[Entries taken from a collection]

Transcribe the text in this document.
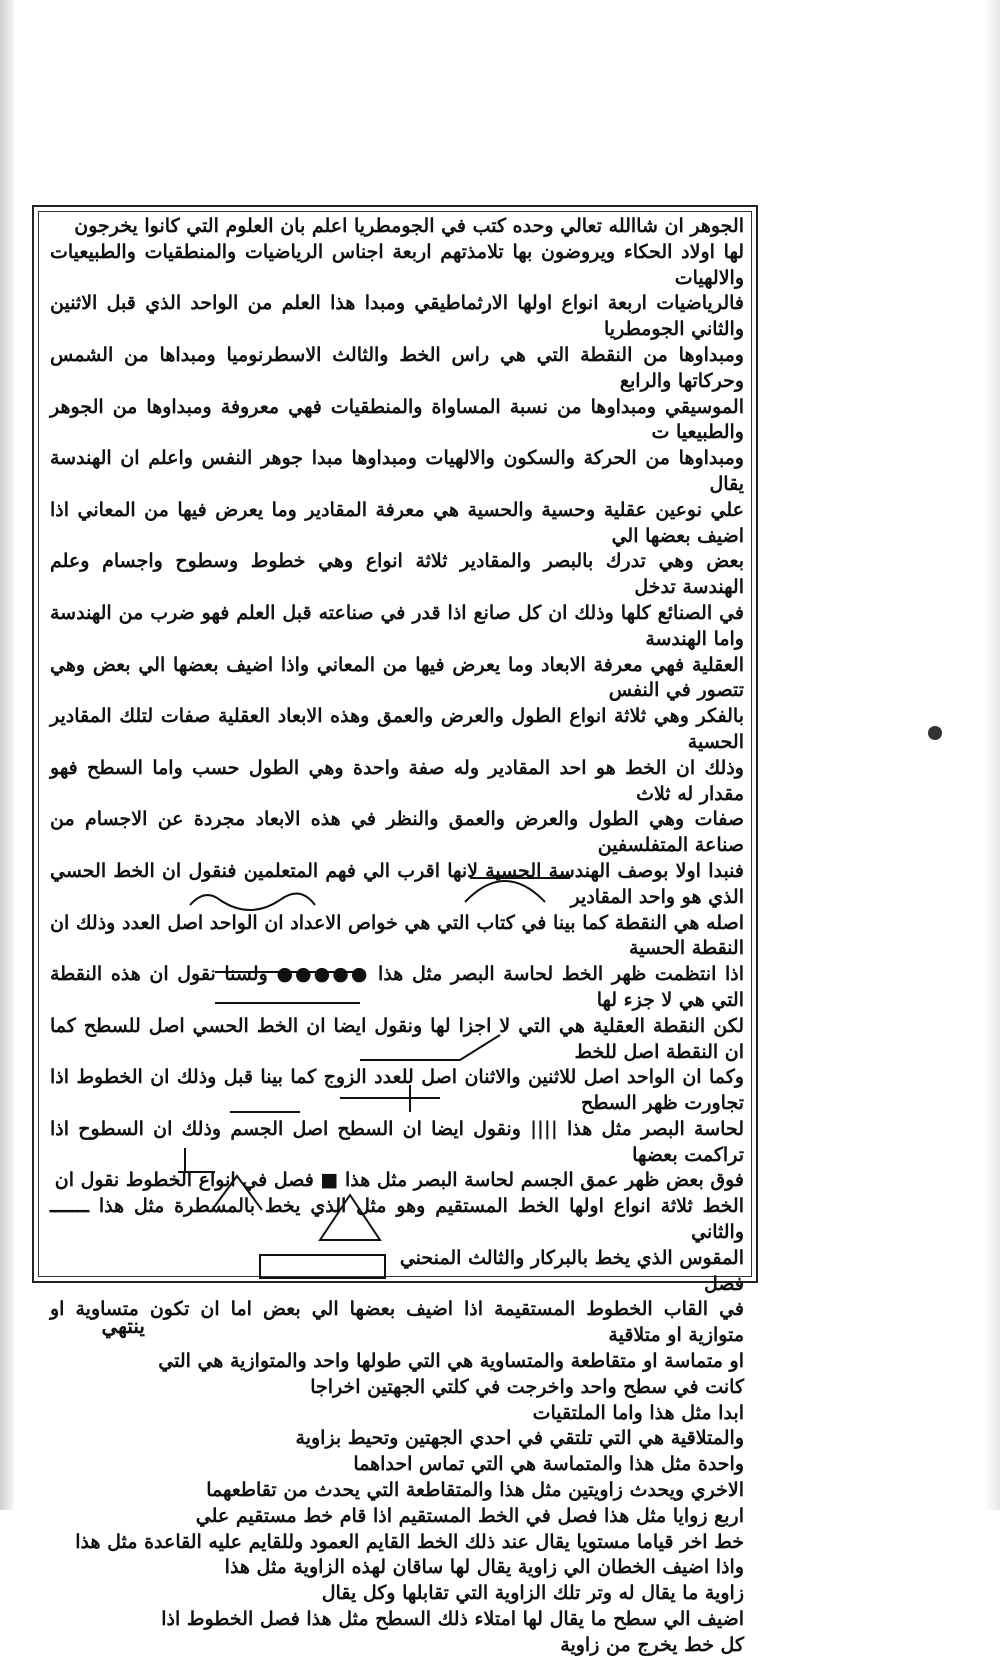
الجوهر ان شاالله تعالي وحده كتب في الجومطريا اعلم بان العلوم التي كانوا يخرجون
لها اولاد الحكاء ويروضون بها تلامذتهم اربعة اجناس الرياضيات والمنطقيات والطبيعيات والالهيات
فالرياضيات اربعة انواع اولها الارثماطيقي ومبدا هذا العلم من الواحد الذي قبل الاثنين والثاني الجومطريا
ومبداوها من النقطة التي هي راس الخط والثالث الاسطرنوميا ومبداها من الشمس وحركاتها والرابع
الموسيقي ومبداوها من نسبة المساواة والمنطقيات فهي معروفة ومبداوها من الجوهر والطبيعيا ت
ومبداوها من الحركة والسكون والالهيات ومبداوها مبدا جوهر النفس واعلم ان الهندسة يقال
علي نوعين عقلية وحسية والحسية هي معرفة المقادير وما يعرض فيها من المعاني اذا اضيف بعضها الي
بعض وهي تدرك بالبصر والمقادير ثلاثة انواع وهي خطوط وسطوح واجسام وعلم الهندسة تدخل
في الصنائع كلها وذلك ان كل صانع اذا قدر في صناعته قبل العلم فهو ضرب من الهندسة واما الهندسة
العقلية فهي معرفة الابعاد وما يعرض فيها من المعاني واذا اضيف بعضها الي بعض وهي تتصور في النفس
بالفكر وهي ثلاثة انواع الطول والعرض والعمق وهذه الابعاد العقلية صفات لتلك المقادير الحسية
وذلك ان الخط هو احد المقادير وله صفة واحدة وهي الطول حسب واما السطح فهو مقدار له ثلاث
صفات وهي الطول والعرض والعمق والنظر في هذه الابعاد مجردة عن الاجسام من صناعة المتفلسفين
فنبدا اولا بوصف الهندسة الحسية لانها اقرب الي فهم المتعلمين فنقول ان الخط الحسي الذي هو واحد المقادير
اصله هي النقطة كما بينا في كتاب التي هي خواص الاعداد ان الواحد اصل العدد وذلك ان النقطة الحسية
اذا انتظمت ظهر الخط لحاسة البصر مثل هذا ●●●●● ولسنا نقول ان هذه النقطة التي هي لا جزء لها
لكن النقطة العقلية هي التي لا اجزا لها ونقول ايضا ان الخط الحسي اصل للسطح كما ان النقطة اصل للخط
وكما ان الواحد اصل للاثنين والاثنان اصل للعدد الزوج كما بينا قبل وذلك ان الخطوط اذا تجاورت ظهر السطح
لحاسة البصر مثل هذا |||| ونقول ايضا ان السطح اصل الجسم وذلك ان السطوح اذا تراكمت بعضها
فوق بعض ظهر عمق الجسم لحاسة البصر مثل هذا ■ فصل في انواع الخطوط نقول ان
الخط ثلاثة انواع اولها الخط المستقيم وهو مثل الذي يخط بالمسطرة مثل هذا ـــــــ والثاني
المقوس الذي يخط بالبركار والثالث المنحني
فصل
في القاب الخطوط المستقيمة اذا اضيف بعضها الي بعض اما ان تكون متساوية او متوازية او متلاقية
او متماسة او متقاطعة والمتساوية هي التي طولها واحد والمتوازية هي التي
كانت في سطح واحد واخرجت في كلتي الجهتين اخراجا
ابدا مثل هذا واما الملتقيات
والمتلاقية هي التي تلتقي في احدي الجهتين وتحيط بزاوية
واحدة مثل هذا والمتماسة هي التي تماس احداهما
الاخري ويحدث زاويتين مثل هذا والمتقاطعة التي يحدث من تقاطعهما
اربع زوايا مثل هذا فصل في الخط المستقيم اذا قام خط مستقيم علي
خط اخر قياما مستويا يقال عند ذلك الخط القايم العمود وللقايم عليه القاعدة مثل هذا
واذا اضيف الخطان الي زاوية يقال لها ساقان لهذه الزاوية مثل هذا
زاوية ما يقال له وتر تلك الزاوية التي تقابلها وكل يقال
اضيف الي سطح ما يقال لها امتلاء ذلك السطح مثل هذا فصل الخطوط اذا
كل خط يخرج من زاوية
ينتهي
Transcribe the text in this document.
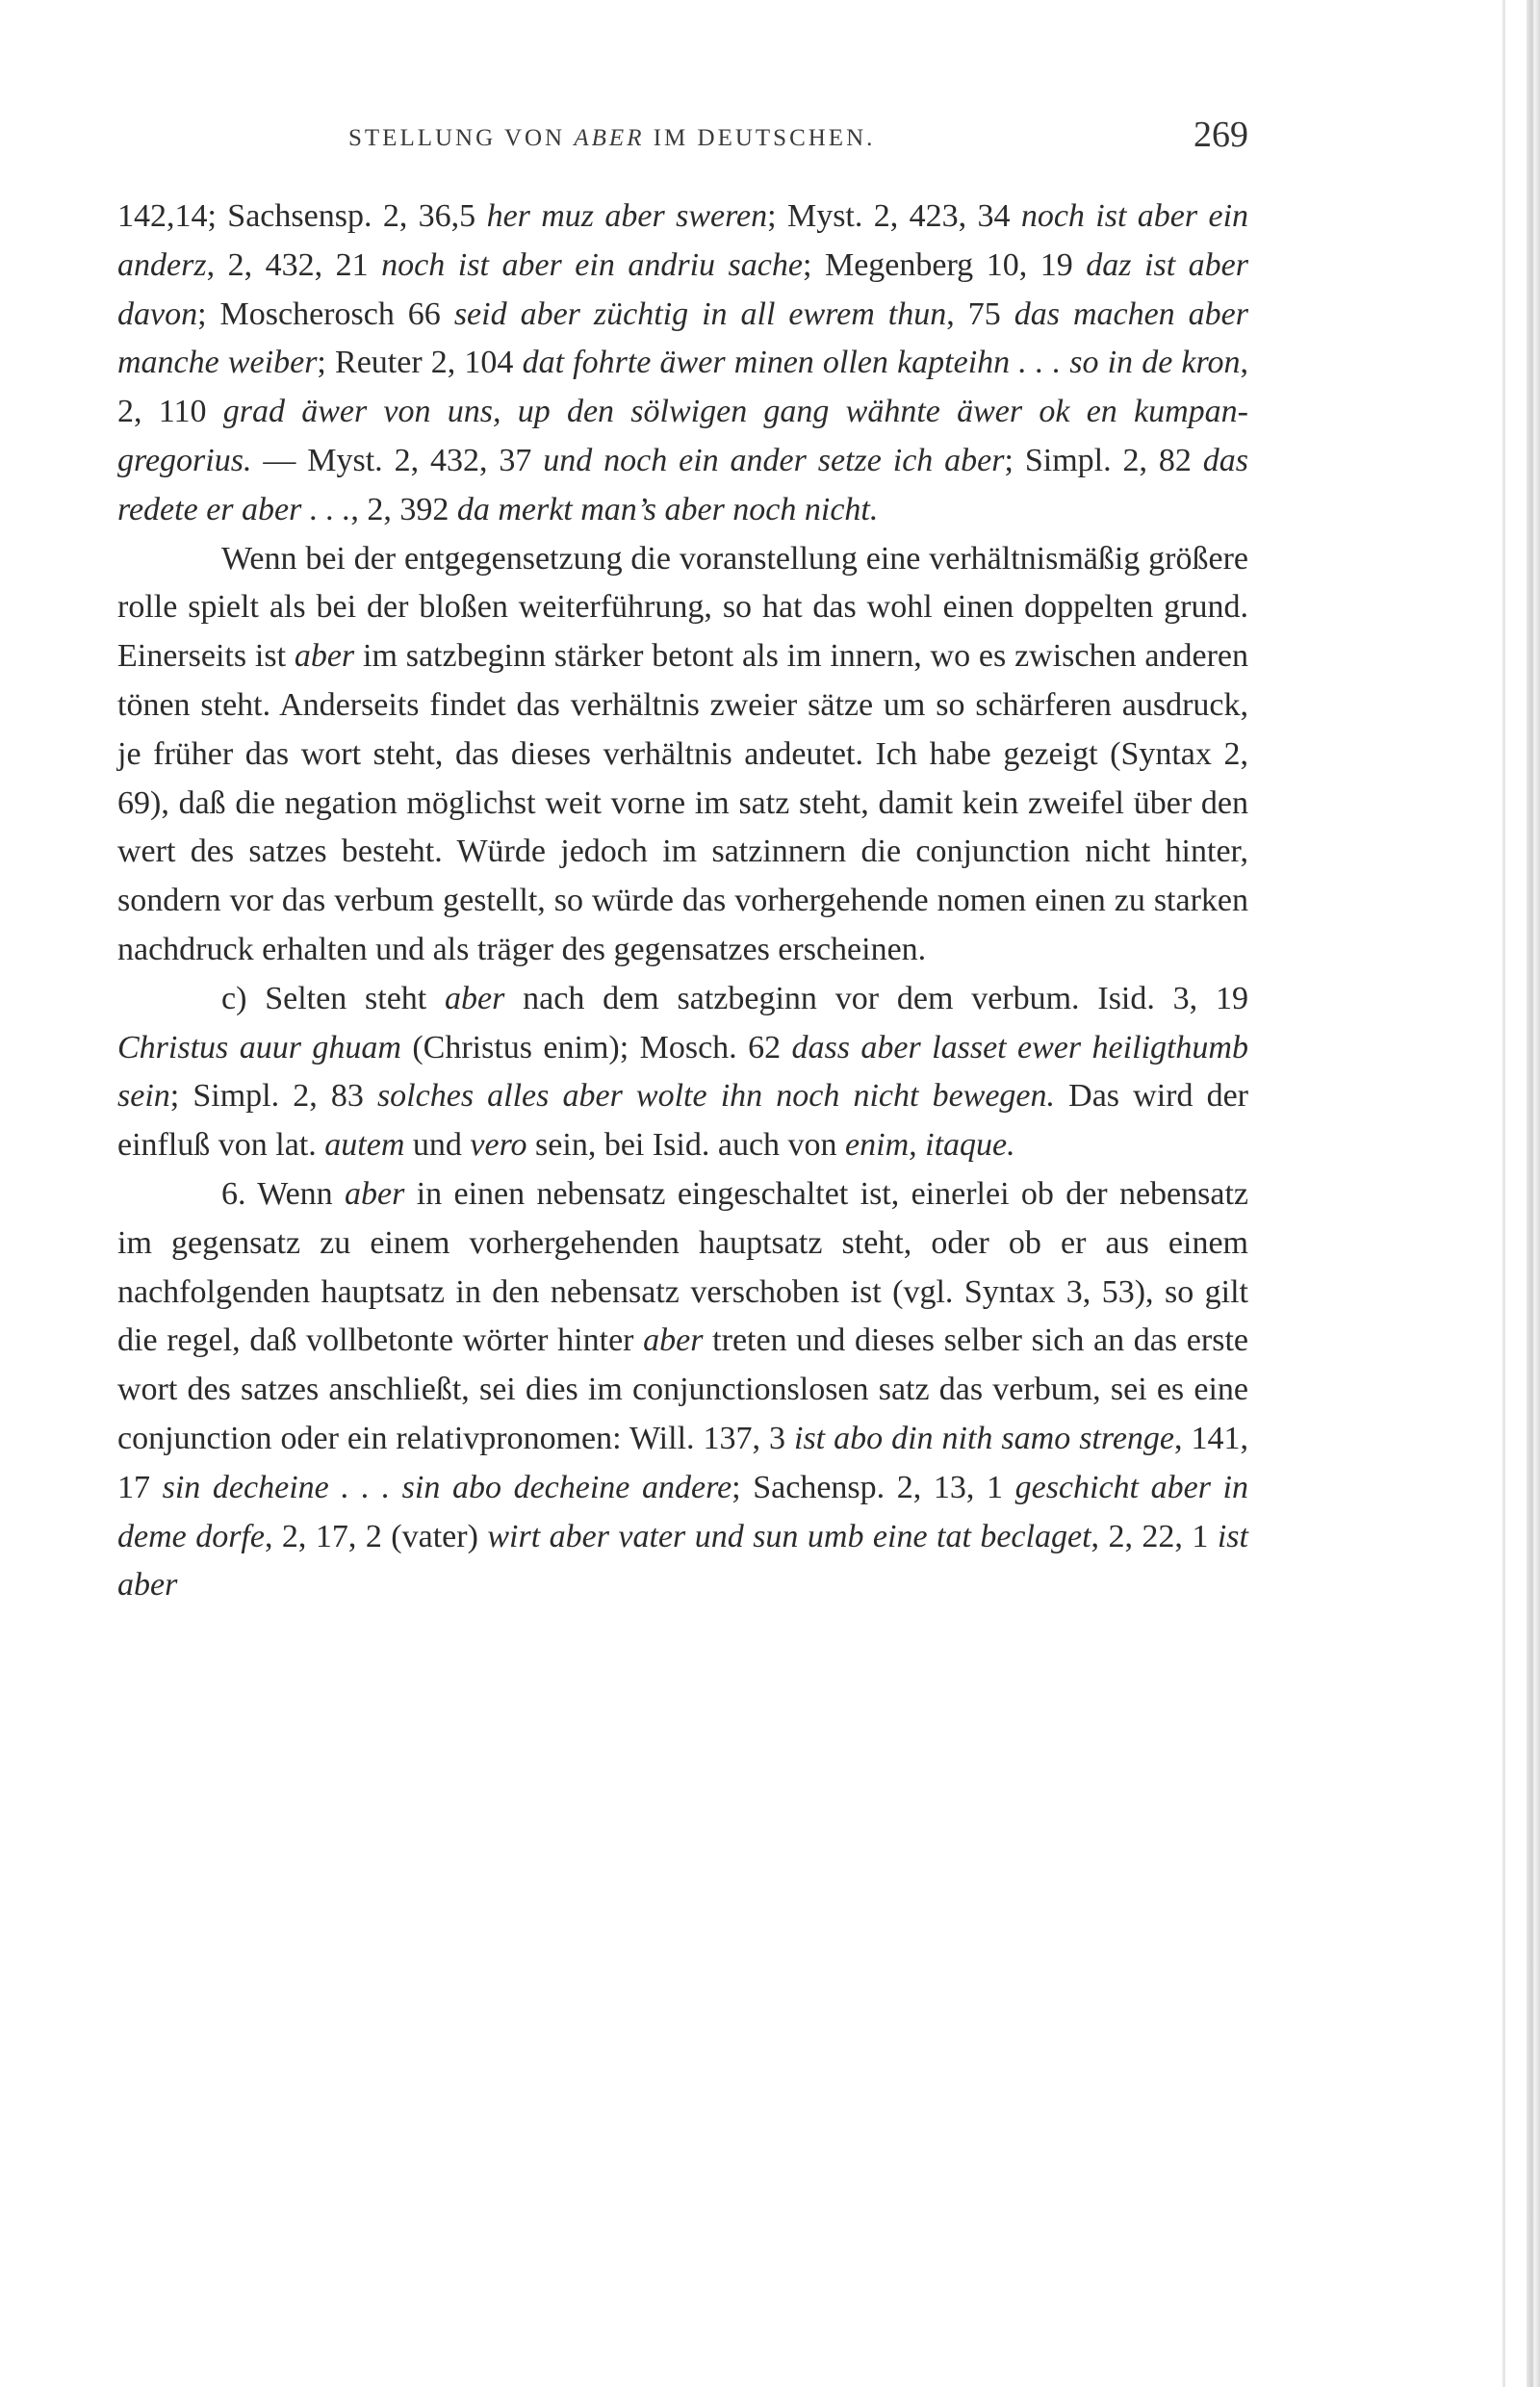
STELLUNG VON ABER IM DEUTSCHEN.	269

142,14; Sachsensp. 2, 36,5 her muz aber sweren; Myst. 2, 423, 34 noch ist aber ein anderz, 2, 432, 21 noch ist aber ein andriu sache; Megenberg 10, 19 daz ist aber davon; Moscherosch 66 seid aber züchtig in all ewrem thun, 75 das machen aber manche weiber; Reuter 2, 104 dat fohrte äwer minen ollen kapteihn . . . so in de kron, 2, 110 grad äwer von uns, up den sölwigen gang wähnte äwer ok en kumpan-gregorius. — Myst. 2, 432, 37 und noch ein ander setze ich aber; Simpl. 2, 82 das redete er aber . . ., 2, 392 da merkt man’s aber noch nicht.

Wenn bei der entgegensetzung die voranstellung eine verhältnismäßig größere rolle spielt als bei der bloßen weiterführung, so hat das wohl einen doppelten grund. Einerseits ist aber im satzbeginn stärker betont als im innern, wo es zwischen anderen tönen steht. Anderseits findet das verhältnis zweier sätze um so schärferen ausdruck, je früher das wort steht, das dieses verhältnis andeutet. Ich habe gezeigt (Syntax 2, 69), daß die negation möglichst weit vorne im satz steht, damit kein zweifel über den wert des satzes besteht. Würde jedoch im satzinnern die conjunction nicht hinter, sondern vor das verbum gestellt, so würde das vorhergehende nomen einen zu starken nachdruck erhalten und als träger des gegensatzes erscheinen.

c) Selten steht aber nach dem satzbeginn vor dem verbum. Isid. 3, 19 Christus auur ghuam (Christus enim); Mosch. 62 dass aber lasset ewer heiligthumb sein; Simpl. 2, 83 solches alles aber wolte ihn noch nicht bewegen. Das wird der einfluß von lat. autem und vero sein, bei Isid. auch von enim, itaque.

6. Wenn aber in einen nebensatz eingeschaltet ist, einerlei ob der nebensatz im gegensatz zu einem vorhergehenden hauptsatz steht, oder ob er aus einem nachfolgenden hauptsatz in den nebensatz verschoben ist (vgl. Syntax 3, 53), so gilt die regel, daß vollbetonte wörter hinter aber treten und dieses selber sich an das erste wort des satzes anschließt, sei dies im conjunctionslosen satz das verbum, sei es eine conjunction oder ein relativpronomen: Will. 137, 3 ist abo din nith samo strenge, 141, 17 sin decheine . . . sin abo decheine andere; Sachensp. 2, 13, 1 geschicht aber in deme dorfe, 2, 17, 2 (vater) wirt aber vater und sun umb eine tat beclaget, 2, 22, 1 ist aber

EXERCISE INSTRUCTIONS → Only a number is wanted: how many lines contain the word "الذي"?

SOLUTION TO THIS PROBLEM → 4